Instructions to follow: From the history anniversaries text, return everything from "1911 The first" down to "of India’s destiny.", copied word for word.

January 17



395 A bad day for the Roman Empire

The death of the Roman emperor Theodosius I (347-395) meant the permanent separation of the eastern and western halves of the realm and his succession by a pair of nitwit sons unable to deal with the barbarian incursions.

Theodosius was a general and politician who emerged as emperor out of the civil wars that followed the death of Valens who died in 378 battling the Visigoths. His reign was extremely consequential. On the positive side he summoned the First Council of Constantinople which established Trinitarian orthodoxy; he suppressed pagan sacrifices, gladiatorial games, child slavery, and the Olympic Games. His massacre of civilians in Thessalonika led to his excommunication by Ambrose, Bishop of Milan. Theodosius was forced (above) to repent and beg forgiveness before being allowed the sacraments, an act which clergy over the centuries used as an example of the supremacy of the Church over the State.

His death in 395 led to the empire being split between incompetent sons, Honorius in the West and Arcadius in the East.

December 27


1911 The first performance of the Indian national anthem

Written in Bengali by Nobel Prize winning poet Rabindranath Tagore, the song  “Jana Gana Mana” was first sung at a meeting of the Indian National Congress. After independence, it was adopted as the Indian national anthem. In English the first verse proclaims:

Thou art the rulers of the minds of all people,

Dispenser of India’s destiny.

Thy name rouses the hearts of Punjab, Sindh , Gujarat and Maratha,

Of the Dravida and Orissa and Bengal;

It echoes in the hills of the Vindhyas and Himalayas,

mingles in the music of Yamuna and Ganga and is chanted by

the waves of the Indian Sea.

They pray for the blessing and sing thy praise.

The saving of all people waits in the hand,

thou dispenser of India’s destiny,

Victory, victory, victory to thee.

December 26



The largest mass execution in American history

In the summer of 1862, a number of Sioux tribes in Minnesota and the Dakota Territory rose up in a violent protest against their mistreatment by American government agents. Encroaching settlements had reduced their ability to hunt for food and promised supplies did not arrive, leaving the natives starving. On August 17, a hunting party of Sioux massacred 5 settlers, an act which encouraged a Dakota war council under Little Crow to sanction an all-out war which they hoped would drive the white man from their territory. Indian agencies were attacked, farm families were killed, detachments of troops were defeated and a number of towns were burnt to the ground. Trade on the Red River between Winnipeg and St Paul was halted and travel on the roads became too dangerous.

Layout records
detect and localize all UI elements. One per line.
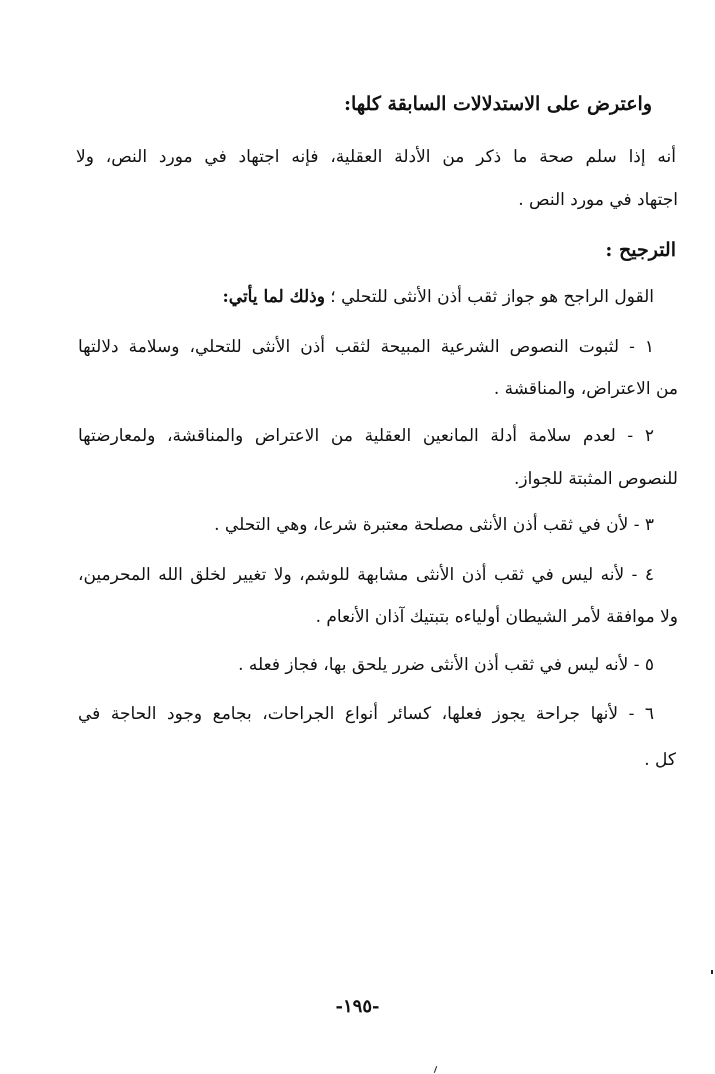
- objection-heading: واعترض على الاستدلالات السابقة كلها:: [344, 93, 652, 115]
- objection-text-line-1: أنه إذا سلم صحة ما ذكر من الأدلة العقلية، فإنه اجتهاد في مورد النص، ولا: [76, 147, 676, 167]
- tarjih-intro-emphasis: وذلك لما يأتي:: [222, 287, 325, 307]
- tarjih-heading: الترجيح :: [605, 239, 676, 261]
- scan-speck: [711, 970, 713, 974]
- tarjih-intro: [180, 285, 654, 309]
- point-2-line-2: للنصوص المثبتة للجواز.: [514, 469, 678, 489]
- scan-speck: [434, 1066, 437, 1073]
- page-number: -١٩٥-: [335, 996, 380, 1017]
- point-1-line-1: ١ - لثبوت النصوص الشرعية المبيحة لثقب أذن الأنثى للتحلي، وسلامة دلالتها: [78, 337, 654, 357]
- point-2-line-1: ٢ - لعدم سلامة أدلة المانعين العقلية من الاعتراض والمناقشة، ولمعارضتها: [78, 426, 654, 446]
- point-4-line-2: ولا موافقة لأمر الشيطان أولياءه بتبتيك آذان الأنعام .: [315, 607, 678, 627]
- objection-text-line-2: اجتهاد في مورد النص .: [518, 190, 678, 210]
- point-6-line-2: كل .: [644, 750, 676, 770]
- point-5-line-1: ٥ - لأنه ليس في ثقب أذن الأنثى ضرر يلحق بها، فجاز فعله .: [238, 655, 654, 675]
- point-4-line-1: ٤ - لأنه ليس في ثقب أذن الأنثى مشابهة للوشم، ولا تغيير لخلق الله المحرمين،: [78, 565, 654, 585]
- point-3-line-1: ٣ - لأن في ثقب أذن الأنثى مصلحة معتبرة شرعا، وهي التحلي .: [214, 515, 654, 535]
- point-6-line-1: ٦ - لأنها جراحة يجوز فعلها، كسائر أنواع الجراحات، بجامع وجود الحاجة في: [78, 704, 654, 724]
- point-1-line-2: من الاعتراض، والمناقشة .: [493, 379, 678, 399]
- tarjih-intro-text: القول الراجح هو جواز ثقب أذن الأنثى للتحلي ؛: [324, 287, 654, 307]
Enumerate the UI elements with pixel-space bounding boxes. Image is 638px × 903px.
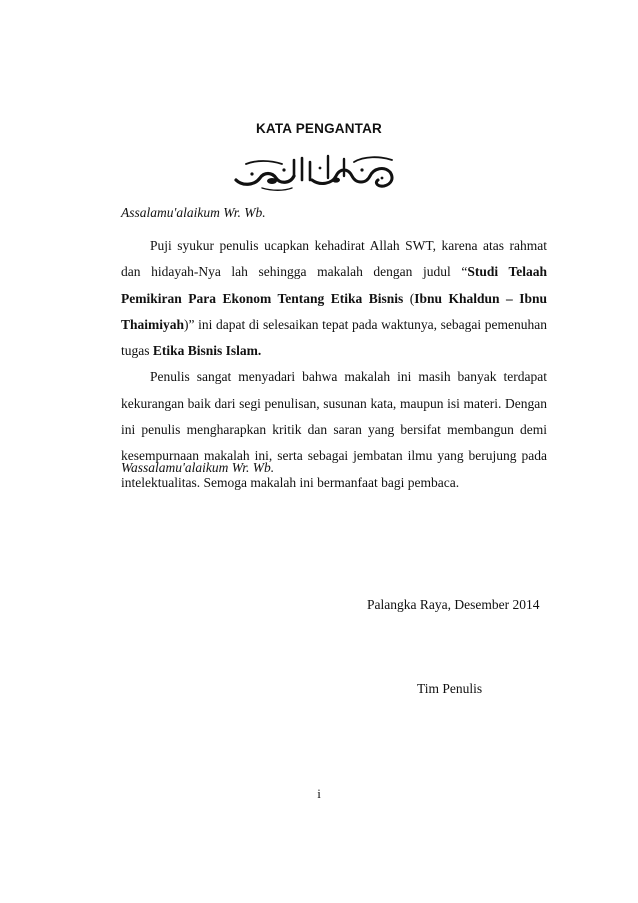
- paragraph-1-text: Puji syukur penulis ucapkan kehadirat Allah SWT, karena atas rahmat dan hidayah-Nya lah sehingga makalah dengan judul “: [121, 238, 547, 280]
- page-number: i: [317, 786, 321, 801]
- page-title: KATA PENGANTAR: [255, 121, 383, 136]
- paragraph-2: Penulis sangat menyadari bahwa makalah ini masih banyak terdapat kekurangan baik dari segi penulisan, susunan kata, maupun isi materi. Dengan ini penulis mengharapkan kritik dan saran yang bersifat membangun demi kesempurnaan makalah ini, serta sebagai jembatan ilmu yang berujung pada intelektualitas. Semoga makalah ini bermanfaat bagi pembaca.: [121, 369, 547, 490]
- body-text: [121, 233, 547, 496]
- place-date: Palangka Raya, Desember 2014: [367, 597, 540, 612]
- paragraph-1-text: )” ini dapat di selesaikan tepat pada waktunya, sebagai pemenuhan tugas: [121, 316, 547, 359]
- opening-greeting: Assalamu'alaikum Wr. Wb.: [121, 205, 266, 220]
- course-name: Etika Bisnis Islam.: [152, 343, 262, 359]
- basmalah-calligraphy-icon: [232, 150, 402, 192]
- economist-names: Ibnu Khaldun – Ibnu Thaimiyah: [121, 290, 547, 332]
- paragraph-1: [121, 233, 547, 364]
- paper-title: Studi Telaah Pemikiran Para Ekonom Tentang Etika Bisnis: [121, 264, 548, 306]
- paragraph-1-text: (: [403, 290, 415, 306]
- closing-greeting: Wassalamu'alaikum Wr. Wb.: [121, 460, 275, 475]
- author-signature: Tim Penulis: [417, 681, 483, 696]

Response:
1911 The first performance of the Indian national anthem

Written in Bengali by Nobel Prize winning poet Rabindranath Tagore, the song  “Jana Gana Mana” was first sung at a meeting of the Indian National Congress. After independence, it was adopted as the Indian national anthem. In English the first verse proclaims:

Thou art the rulers of the minds of all people,

Dispenser of India’s destiny.